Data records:
START

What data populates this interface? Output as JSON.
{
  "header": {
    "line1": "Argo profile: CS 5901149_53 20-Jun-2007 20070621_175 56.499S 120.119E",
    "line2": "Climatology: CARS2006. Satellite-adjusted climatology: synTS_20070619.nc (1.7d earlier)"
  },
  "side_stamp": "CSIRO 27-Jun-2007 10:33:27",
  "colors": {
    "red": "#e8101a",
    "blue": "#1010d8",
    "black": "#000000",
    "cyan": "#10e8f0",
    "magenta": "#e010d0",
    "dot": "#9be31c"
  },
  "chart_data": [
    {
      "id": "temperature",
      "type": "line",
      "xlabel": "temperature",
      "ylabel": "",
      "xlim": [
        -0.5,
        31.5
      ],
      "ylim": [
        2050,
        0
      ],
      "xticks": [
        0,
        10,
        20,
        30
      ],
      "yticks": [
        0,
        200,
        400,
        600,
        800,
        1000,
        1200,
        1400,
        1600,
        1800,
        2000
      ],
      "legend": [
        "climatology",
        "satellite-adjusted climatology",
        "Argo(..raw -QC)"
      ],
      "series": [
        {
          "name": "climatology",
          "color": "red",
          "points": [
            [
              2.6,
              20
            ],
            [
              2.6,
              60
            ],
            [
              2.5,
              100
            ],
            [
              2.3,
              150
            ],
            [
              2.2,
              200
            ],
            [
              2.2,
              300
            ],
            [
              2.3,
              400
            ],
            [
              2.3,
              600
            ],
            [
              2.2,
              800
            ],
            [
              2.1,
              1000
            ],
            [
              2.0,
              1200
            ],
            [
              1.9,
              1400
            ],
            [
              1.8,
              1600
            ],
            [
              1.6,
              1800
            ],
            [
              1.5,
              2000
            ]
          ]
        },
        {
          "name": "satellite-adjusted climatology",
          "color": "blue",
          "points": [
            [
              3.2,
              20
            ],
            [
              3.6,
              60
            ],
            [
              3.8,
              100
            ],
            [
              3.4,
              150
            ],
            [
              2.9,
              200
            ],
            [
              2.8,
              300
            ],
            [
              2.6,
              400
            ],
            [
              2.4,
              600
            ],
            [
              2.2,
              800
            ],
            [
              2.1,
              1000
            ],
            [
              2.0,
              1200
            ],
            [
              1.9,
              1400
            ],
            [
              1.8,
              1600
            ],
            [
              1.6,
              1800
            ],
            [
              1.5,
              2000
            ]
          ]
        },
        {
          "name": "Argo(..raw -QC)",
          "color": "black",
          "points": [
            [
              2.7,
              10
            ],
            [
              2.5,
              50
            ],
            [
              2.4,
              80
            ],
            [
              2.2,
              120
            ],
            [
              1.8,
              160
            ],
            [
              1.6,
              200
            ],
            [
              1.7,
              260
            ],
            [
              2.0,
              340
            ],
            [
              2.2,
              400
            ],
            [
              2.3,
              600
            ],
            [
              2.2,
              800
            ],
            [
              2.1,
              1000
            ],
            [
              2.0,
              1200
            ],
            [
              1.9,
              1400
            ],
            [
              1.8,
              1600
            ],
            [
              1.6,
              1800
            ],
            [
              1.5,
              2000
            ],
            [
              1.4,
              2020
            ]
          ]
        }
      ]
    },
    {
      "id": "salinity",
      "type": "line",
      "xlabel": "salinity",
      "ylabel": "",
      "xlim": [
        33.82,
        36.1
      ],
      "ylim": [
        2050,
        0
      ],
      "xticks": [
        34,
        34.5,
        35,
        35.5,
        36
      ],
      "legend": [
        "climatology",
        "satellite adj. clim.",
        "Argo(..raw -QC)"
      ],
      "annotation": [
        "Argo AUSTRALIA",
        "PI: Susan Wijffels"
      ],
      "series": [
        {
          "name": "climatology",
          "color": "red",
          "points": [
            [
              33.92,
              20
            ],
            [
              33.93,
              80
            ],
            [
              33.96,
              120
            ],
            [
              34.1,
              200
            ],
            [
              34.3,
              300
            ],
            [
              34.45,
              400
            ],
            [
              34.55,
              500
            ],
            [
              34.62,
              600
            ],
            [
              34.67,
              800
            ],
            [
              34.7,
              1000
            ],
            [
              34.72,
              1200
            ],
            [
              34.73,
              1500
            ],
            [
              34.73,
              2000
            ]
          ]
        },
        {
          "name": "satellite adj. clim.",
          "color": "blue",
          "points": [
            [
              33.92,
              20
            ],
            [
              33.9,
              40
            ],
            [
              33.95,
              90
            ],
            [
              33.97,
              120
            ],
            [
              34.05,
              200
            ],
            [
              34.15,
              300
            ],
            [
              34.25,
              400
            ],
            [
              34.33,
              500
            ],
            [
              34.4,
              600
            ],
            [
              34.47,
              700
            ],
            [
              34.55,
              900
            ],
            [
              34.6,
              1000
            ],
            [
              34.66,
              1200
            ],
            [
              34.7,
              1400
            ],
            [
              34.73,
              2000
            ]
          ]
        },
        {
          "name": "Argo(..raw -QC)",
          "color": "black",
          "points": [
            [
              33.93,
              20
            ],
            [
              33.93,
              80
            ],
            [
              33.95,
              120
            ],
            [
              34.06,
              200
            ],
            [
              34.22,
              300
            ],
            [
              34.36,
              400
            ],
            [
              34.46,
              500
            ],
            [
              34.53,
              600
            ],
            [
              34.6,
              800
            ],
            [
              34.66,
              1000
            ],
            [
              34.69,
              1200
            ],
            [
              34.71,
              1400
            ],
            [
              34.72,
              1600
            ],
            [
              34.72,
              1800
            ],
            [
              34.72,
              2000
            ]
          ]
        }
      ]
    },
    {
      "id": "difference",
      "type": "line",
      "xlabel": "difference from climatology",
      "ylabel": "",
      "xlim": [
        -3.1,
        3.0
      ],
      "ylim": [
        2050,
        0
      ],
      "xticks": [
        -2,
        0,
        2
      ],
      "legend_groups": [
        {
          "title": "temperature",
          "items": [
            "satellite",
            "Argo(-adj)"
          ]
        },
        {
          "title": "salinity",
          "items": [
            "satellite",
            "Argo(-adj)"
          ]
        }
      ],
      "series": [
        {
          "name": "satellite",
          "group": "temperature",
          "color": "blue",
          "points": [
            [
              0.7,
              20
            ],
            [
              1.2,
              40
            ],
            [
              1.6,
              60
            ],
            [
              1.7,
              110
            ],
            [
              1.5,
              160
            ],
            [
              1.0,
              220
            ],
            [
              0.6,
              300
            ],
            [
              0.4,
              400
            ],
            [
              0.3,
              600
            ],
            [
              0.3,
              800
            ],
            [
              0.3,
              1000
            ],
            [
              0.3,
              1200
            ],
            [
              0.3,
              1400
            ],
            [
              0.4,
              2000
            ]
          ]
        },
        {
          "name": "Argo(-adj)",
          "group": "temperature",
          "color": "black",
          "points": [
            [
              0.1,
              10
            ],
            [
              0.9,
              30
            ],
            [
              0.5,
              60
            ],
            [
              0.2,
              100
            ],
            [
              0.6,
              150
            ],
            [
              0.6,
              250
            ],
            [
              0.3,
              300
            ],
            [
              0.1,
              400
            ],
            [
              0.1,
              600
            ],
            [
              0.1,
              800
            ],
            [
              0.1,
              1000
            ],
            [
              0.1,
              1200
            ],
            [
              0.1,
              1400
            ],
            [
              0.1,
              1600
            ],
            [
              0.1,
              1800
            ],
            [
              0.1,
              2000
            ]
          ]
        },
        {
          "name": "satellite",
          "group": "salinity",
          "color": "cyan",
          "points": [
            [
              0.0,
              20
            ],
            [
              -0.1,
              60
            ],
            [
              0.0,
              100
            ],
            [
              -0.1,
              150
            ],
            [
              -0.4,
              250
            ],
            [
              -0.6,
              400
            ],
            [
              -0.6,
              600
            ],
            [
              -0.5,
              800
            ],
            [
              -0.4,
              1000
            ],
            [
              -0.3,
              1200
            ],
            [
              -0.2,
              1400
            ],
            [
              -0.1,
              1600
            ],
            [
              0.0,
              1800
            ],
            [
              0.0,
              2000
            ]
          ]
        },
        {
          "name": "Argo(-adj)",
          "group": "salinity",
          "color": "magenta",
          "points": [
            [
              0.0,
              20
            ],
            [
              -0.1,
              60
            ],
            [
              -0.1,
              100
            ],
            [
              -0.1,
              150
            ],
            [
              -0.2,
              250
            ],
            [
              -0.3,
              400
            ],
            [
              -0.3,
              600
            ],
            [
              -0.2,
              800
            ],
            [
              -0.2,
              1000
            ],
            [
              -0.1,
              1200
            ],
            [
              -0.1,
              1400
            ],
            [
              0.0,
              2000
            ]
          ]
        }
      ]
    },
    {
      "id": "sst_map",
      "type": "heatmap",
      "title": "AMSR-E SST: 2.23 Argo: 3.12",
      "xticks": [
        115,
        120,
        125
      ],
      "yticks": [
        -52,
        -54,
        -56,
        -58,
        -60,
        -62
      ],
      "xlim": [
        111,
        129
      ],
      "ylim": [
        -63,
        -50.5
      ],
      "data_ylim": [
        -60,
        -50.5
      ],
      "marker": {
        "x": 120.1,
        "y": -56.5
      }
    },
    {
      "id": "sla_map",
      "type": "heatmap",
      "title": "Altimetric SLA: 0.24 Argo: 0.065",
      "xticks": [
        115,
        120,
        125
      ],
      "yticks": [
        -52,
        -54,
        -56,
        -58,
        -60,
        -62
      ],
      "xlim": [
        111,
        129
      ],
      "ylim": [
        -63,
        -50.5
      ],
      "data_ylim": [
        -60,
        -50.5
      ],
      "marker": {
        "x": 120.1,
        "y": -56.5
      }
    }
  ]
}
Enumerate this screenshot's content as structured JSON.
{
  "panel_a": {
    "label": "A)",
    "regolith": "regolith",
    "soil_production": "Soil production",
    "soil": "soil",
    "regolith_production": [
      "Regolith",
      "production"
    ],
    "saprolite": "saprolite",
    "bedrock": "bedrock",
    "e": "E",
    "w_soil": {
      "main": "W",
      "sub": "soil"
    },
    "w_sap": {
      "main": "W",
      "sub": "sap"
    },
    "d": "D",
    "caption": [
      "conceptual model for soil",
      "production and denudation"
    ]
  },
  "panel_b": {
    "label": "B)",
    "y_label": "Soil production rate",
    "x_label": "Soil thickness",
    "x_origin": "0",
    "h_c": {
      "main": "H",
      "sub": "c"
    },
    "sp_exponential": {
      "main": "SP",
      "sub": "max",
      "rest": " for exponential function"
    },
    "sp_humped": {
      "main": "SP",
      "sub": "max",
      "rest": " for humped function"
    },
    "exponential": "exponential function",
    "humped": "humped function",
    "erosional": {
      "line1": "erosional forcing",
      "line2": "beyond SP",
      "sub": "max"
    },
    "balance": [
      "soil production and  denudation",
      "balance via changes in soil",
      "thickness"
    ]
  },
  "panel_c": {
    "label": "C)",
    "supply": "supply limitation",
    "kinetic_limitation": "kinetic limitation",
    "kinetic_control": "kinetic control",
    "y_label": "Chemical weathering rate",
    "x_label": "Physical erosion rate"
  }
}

END

Set problem: Search the data for "title". Copy every line that has it.

The reply:
          "title": "temperature",
          "title": "salinity",
      "title": "AMSR-E SST: 2.23 Argo: 3.12",
      "title": "Altimetric SLA: 0.24 Argo: 0.065",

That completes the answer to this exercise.